=== WHAT IS ASKED ===
Every line holding the string "Offers" should be gathered.

___ EXTRACTED RECORDS

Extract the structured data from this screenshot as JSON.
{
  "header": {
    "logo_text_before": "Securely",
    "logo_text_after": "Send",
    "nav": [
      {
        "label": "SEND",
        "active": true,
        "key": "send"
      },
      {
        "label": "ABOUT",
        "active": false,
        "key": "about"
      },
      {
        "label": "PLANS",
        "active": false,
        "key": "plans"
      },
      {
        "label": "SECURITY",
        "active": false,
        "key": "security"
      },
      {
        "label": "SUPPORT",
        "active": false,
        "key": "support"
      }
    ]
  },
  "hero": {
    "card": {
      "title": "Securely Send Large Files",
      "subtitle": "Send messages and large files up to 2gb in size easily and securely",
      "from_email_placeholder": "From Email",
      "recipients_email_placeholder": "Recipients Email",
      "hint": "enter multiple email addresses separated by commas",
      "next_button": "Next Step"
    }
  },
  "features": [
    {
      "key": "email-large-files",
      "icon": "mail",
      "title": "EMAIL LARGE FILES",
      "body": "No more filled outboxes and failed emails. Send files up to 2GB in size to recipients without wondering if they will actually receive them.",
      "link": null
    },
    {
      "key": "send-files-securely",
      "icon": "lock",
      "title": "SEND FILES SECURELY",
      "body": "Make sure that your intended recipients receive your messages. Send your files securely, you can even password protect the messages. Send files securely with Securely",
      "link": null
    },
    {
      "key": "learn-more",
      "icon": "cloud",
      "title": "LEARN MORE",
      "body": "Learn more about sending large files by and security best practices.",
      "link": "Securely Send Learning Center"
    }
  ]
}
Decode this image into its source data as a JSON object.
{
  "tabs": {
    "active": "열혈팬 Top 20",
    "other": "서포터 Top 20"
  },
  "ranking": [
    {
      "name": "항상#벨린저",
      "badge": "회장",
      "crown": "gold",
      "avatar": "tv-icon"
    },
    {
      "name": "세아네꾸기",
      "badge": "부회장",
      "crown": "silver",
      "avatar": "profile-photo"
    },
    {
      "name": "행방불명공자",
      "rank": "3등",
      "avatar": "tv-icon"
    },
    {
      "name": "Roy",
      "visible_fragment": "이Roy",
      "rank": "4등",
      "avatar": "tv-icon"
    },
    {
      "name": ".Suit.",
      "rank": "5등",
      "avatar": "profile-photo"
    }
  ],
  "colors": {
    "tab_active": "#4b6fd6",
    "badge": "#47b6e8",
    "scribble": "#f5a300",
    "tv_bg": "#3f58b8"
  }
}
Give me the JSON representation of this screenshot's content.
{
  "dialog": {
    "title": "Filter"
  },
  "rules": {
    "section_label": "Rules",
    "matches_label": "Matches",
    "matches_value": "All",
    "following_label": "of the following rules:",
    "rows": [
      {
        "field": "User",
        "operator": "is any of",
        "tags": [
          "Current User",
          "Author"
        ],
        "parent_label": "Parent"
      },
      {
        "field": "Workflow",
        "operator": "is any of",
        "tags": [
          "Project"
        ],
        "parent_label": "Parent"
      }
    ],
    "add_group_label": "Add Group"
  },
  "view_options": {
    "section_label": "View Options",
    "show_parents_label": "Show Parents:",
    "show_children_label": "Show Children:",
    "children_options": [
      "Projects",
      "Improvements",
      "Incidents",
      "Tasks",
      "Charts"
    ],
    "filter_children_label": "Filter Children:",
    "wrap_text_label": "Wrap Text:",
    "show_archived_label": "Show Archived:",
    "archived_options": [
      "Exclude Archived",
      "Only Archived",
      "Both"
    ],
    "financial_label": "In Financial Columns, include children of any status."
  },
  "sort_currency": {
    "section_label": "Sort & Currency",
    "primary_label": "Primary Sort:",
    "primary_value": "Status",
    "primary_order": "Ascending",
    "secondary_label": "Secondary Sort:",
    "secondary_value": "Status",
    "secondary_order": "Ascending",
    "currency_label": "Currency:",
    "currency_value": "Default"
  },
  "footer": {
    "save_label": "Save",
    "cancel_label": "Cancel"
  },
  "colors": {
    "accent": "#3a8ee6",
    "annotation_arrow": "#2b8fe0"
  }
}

______
___ EXTRACTED RECORDS

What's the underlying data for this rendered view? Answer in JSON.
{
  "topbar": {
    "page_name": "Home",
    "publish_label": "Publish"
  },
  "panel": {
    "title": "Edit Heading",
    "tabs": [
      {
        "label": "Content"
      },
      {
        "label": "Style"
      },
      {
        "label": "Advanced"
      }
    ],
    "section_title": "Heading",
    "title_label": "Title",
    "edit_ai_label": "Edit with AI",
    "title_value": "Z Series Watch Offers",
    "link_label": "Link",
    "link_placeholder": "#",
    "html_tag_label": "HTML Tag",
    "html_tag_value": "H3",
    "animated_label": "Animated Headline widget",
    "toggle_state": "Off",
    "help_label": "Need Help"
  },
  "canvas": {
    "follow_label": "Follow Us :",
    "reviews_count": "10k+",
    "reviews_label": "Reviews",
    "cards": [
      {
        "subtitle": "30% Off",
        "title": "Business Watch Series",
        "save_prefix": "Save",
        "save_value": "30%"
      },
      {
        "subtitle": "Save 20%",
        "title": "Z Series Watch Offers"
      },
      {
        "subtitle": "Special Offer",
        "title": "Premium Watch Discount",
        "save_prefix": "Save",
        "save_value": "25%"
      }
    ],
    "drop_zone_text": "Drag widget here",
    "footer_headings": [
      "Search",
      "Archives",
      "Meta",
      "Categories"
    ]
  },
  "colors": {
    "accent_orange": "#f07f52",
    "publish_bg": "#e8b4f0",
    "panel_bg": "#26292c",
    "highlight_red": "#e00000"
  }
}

______

=== ANSWER TO THIS PROBLEM ===
    "title_value": "Z Series Watch Offers",
        "title": "Z Series Watch Offers"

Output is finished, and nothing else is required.